_DIRECTION_
What is the number of lines containing the string "others"? Answer with the number only.

_PROVIDED MATERIAL_
_____
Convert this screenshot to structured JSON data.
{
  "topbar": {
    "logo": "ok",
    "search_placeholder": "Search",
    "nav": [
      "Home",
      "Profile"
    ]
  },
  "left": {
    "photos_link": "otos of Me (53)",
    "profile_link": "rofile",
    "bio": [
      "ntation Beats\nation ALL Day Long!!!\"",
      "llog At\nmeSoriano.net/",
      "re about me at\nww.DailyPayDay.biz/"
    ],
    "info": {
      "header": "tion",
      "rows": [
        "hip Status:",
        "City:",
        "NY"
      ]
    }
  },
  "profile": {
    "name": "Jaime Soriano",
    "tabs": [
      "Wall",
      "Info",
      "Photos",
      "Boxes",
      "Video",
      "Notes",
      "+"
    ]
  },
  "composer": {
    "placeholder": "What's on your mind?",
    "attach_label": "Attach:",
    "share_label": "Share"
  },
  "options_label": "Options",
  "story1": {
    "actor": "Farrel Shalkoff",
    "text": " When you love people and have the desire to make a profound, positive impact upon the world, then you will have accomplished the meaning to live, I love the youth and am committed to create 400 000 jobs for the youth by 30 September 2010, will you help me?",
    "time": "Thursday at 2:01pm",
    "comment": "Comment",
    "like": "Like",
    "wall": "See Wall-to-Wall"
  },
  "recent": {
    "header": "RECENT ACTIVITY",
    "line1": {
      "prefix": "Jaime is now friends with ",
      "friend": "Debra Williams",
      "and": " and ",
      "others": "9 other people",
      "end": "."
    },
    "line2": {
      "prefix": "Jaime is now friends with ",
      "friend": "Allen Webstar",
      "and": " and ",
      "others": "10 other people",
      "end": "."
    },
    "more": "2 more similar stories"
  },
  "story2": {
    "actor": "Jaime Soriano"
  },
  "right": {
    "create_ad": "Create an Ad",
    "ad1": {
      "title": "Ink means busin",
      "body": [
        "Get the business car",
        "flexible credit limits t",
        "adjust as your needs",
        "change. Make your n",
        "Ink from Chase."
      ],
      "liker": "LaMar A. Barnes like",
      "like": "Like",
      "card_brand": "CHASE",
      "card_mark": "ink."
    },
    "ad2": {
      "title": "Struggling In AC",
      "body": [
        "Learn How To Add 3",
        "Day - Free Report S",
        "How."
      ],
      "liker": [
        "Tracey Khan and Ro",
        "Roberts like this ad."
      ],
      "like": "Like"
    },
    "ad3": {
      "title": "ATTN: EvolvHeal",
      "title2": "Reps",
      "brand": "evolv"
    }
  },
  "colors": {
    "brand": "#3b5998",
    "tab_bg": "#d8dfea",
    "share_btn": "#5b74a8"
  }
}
_____
_TASK RESULT_
2